The exercise:
Every record here needs to be written out again exactly.

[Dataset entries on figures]
* start *
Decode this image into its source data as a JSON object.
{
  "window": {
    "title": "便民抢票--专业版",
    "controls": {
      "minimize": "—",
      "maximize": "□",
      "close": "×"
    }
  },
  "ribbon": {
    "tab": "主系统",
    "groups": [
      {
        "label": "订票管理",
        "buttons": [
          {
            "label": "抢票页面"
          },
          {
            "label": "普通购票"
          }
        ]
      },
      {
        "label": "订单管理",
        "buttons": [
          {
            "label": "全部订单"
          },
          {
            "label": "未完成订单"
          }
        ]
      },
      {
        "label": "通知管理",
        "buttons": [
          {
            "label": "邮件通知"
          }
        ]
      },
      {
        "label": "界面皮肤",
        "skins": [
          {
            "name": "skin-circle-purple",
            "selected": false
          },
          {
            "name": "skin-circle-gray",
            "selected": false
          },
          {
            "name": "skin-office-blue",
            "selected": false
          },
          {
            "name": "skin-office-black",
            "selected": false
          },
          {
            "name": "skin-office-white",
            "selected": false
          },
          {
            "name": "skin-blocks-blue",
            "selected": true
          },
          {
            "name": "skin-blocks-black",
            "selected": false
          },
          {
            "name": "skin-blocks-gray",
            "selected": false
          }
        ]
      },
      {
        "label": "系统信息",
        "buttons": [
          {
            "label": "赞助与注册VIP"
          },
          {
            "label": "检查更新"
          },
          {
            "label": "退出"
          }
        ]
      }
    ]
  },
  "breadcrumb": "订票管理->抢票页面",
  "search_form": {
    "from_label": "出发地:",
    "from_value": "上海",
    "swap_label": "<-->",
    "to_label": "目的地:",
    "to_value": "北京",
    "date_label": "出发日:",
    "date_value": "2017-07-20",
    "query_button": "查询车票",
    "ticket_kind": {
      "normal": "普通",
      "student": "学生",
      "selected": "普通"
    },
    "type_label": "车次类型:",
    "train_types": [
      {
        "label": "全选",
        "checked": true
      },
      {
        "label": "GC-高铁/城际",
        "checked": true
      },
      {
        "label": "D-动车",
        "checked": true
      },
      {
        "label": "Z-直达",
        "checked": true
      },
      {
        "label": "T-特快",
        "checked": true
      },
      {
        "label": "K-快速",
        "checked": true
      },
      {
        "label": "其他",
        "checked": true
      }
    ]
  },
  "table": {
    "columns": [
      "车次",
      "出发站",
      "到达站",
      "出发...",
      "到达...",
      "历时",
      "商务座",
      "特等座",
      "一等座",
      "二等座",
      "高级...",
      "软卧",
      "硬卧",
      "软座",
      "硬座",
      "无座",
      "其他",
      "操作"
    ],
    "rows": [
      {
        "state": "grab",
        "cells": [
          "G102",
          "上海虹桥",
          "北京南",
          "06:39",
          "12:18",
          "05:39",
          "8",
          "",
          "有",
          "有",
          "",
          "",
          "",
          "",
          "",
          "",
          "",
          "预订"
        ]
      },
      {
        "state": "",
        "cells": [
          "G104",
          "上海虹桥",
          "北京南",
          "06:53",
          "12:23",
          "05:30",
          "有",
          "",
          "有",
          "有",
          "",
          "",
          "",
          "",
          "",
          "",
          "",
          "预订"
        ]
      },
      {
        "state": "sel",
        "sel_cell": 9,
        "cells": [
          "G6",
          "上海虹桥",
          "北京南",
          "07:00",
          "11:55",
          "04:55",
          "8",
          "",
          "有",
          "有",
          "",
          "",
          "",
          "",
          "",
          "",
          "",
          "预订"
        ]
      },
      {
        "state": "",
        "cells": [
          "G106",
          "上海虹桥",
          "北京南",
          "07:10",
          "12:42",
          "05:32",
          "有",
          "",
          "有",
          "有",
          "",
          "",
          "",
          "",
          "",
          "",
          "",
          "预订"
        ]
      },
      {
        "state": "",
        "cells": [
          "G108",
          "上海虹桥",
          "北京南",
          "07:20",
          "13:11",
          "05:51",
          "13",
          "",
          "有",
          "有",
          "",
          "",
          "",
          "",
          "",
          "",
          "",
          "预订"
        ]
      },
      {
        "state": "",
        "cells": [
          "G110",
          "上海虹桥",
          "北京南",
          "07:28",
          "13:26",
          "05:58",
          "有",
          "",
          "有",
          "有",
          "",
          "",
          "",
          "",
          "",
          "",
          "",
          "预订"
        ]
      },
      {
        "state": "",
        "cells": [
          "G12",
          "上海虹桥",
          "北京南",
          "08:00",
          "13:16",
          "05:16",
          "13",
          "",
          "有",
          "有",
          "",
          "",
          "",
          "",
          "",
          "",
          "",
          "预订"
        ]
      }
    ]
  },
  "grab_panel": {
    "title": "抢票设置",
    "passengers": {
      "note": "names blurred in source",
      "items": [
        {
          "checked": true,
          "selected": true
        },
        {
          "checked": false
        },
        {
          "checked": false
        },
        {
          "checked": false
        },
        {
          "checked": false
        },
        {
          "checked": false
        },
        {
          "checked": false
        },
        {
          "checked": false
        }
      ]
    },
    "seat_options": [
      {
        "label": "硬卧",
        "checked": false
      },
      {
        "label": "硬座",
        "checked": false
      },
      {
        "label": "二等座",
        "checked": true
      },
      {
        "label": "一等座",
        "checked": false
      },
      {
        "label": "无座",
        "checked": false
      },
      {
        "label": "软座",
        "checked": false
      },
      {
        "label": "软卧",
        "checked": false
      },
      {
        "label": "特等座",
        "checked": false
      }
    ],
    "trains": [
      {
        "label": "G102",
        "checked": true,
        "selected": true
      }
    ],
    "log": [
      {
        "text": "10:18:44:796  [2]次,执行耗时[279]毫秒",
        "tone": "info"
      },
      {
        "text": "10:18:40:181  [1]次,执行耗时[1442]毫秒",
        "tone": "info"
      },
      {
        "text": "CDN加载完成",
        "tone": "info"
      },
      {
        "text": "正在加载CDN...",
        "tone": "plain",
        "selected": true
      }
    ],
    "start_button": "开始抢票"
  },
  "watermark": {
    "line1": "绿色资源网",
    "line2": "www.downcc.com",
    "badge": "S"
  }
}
* end *
Result below:
Decode this image into its source data as a JSON object.
{
  "window": {
    "title": "便民抢票--专业版",
    "controls": {
      "minimize": "—",
      "maximize": "□",
      "close": "×"
    }
  },
  "ribbon": {
    "tab": "主系统",
    "groups": [
      {
        "label": "订票管理",
        "buttons": [
          {
            "label": "抢票页面"
          },
          {
            "label": "普通购票"
          }
        ]
      },
      {
        "label": "订单管理",
        "buttons": [
          {
            "label": "全部订单"
          },
          {
            "label": "未完成订单"
          }
        ]
      },
      {
        "label": "通知管理",
        "buttons": [
          {
            "label": "邮件通知"
          }
        ]
      },
      {
        "label": "界面皮肤",
        "skins": [
          {
            "name": "skin-circle-purple",
            "selected": false
          },
          {
            "name": "skin-circle-gray",
            "selected": false
          },
          {
            "name": "skin-office-blue",
            "selected": false
          },
          {
            "name": "skin-office-black",
            "selected": false
          },
          {
            "name": "skin-office-white",
            "selected": false
          },
          {
            "name": "skin-blocks-blue",
            "selected": true
          },
          {
            "name": "skin-blocks-black",
            "selected": false
          },
          {
            "name": "skin-blocks-gray",
            "selected": false
          }
        ]
      },
      {
        "label": "系统信息",
        "buttons": [
          {
            "label": "赞助与注册VIP"
          },
          {
            "label": "检查更新"
          },
          {
            "label": "退出"
          }
        ]
      }
    ]
  },
  "breadcrumb": "订票管理->抢票页面",
  "search_form": {
    "from_label": "出发地:",
    "from_value": "上海",
    "swap_label": "<-->",
    "to_label": "目的地:",
    "to_value": "北京",
    "date_label": "出发日:",
    "date_value": "2017-07-20",
    "query_button": "查询车票",
    "ticket_kind": {
      "normal": "普通",
      "student": "学生",
      "selected": "普通"
    },
    "type_label": "车次类型:",
    "train_types": [
      {
        "label": "全选",
        "checked": true
      },
      {
        "label": "GC-高铁/城际",
        "checked": true
      },
      {
        "label": "D-动车",
        "checked": true
      },
      {
        "label": "Z-直达",
        "checked": true
      },
      {
        "label": "T-特快",
        "checked": true
      },
      {
        "label": "K-快速",
        "checked": true
      },
      {
        "label": "其他",
        "checked": true
      }
    ]
  },
  "table": {
    "columns": [
      "车次",
      "出发站",
      "到达站",
      "出发...",
      "到达...",
      "历时",
      "商务座",
      "特等座",
      "一等座",
      "二等座",
      "高级...",
      "软卧",
      "硬卧",
      "软座",
      "硬座",
      "无座",
      "其他",
      "操作"
    ],
    "rows": [
      {
        "state": "grab",
        "cells": [
          "G102",
          "上海虹桥",
          "北京南",
          "06:39",
          "12:18",
          "05:39",
          "8",
          "",
          "有",
          "有",
          "",
          "",
          "",
          "",
          "",
          "",
          "",
          "预订"
        ]
      },
      {
        "state": "",
        "cells": [
          "G104",
          "上海虹桥",
          "北京南",
          "06:53",
          "12:23",
          "05:30",
          "有",
          "",
          "有",
          "有",
          "",
          "",
          "",
          "",
          "",
          "",
          "",
          "预订"
        ]
      },
      {
        "state": "sel",
        "sel_cell": 9,
        "cells": [
          "G6",
          "上海虹桥",
          "北京南",
          "07:00",
          "11:55",
          "04:55",
          "8",
          "",
          "有",
          "有",
          "",
          "",
          "",
          "",
          "",
          "",
          "",
          "预订"
        ]
      },
      {
        "state": "",
        "cells": [
          "G106",
          "上海虹桥",
          "北京南",
          "07:10",
          "12:42",
          "05:32",
          "有",
          "",
          "有",
          "有",
          "",
          "",
          "",
          "",
          "",
          "",
          "",
          "预订"
        ]
      },
      {
        "state": "",
        "cells": [
          "G108",
          "上海虹桥",
          "北京南",
          "07:20",
          "13:11",
          "05:51",
          "13",
          "",
          "有",
          "有",
          "",
          "",
          "",
          "",
          "",
          "",
          "",
          "预订"
        ]
      },
      {
        "state": "",
        "cells": [
          "G110",
          "上海虹桥",
          "北京南",
          "07:28",
          "13:26",
          "05:58",
          "有",
          "",
          "有",
          "有",
          "",
          "",
          "",
          "",
          "",
          "",
          "",
          "预订"
        ]
      },
      {
        "state": "",
        "cells": [
          "G12",
          "上海虹桥",
          "北京南",
          "08:00",
          "13:16",
          "05:16",
          "13",
          "",
          "有",
          "有",
          "",
          "",
          "",
          "",
          "",
          "",
          "",
          "预订"
        ]
      }
    ]
  },
  "grab_panel": {
    "title": "抢票设置",
    "passengers": {
      "note": "names blurred in source",
      "items": [
        {
          "checked": true,
          "selected": true
        },
        {
          "checked": false
        },
        {
          "checked": false
        },
        {
          "checked": false
        },
        {
          "checked": false
        },
        {
          "checked": false
        },
        {
          "checked": false
        },
        {
          "checked": false
        }
      ]
    },
    "seat_options": [
      {
        "label": "硬卧",
        "checked": false
      },
      {
        "label": "硬座",
        "checked": false
      },
      {
        "label": "二等座",
        "checked": true
      },
      {
        "label": "一等座",
        "checked": false
      },
      {
        "label": "无座",
        "checked": false
      },
      {
        "label": "软座",
        "checked": false
      },
      {
        "label": "软卧",
        "checked": false
      },
      {
        "label": "特等座",
        "checked": false
      }
    ],
    "trains": [
      {
        "label": "G102",
        "checked": true,
        "selected": true
      }
    ],
    "log": [
      {
        "text": "10:18:44:796  [2]次,执行耗时[279]毫秒",
        "tone": "info"
      },
      {
        "text": "10:18:40:181  [1]次,执行耗时[1442]毫秒",
        "tone": "info"
      },
      {
        "text": "CDN加载完成",
        "tone": "info"
      },
      {
        "text": "正在加载CDN...",
        "tone": "plain",
        "selected": true
      }
    ],
    "start_button": "开始抢票"
  },
  "watermark": {
    "line1": "绿色资源网",
    "line2": "www.downcc.com",
    "badge": "S"
  }
}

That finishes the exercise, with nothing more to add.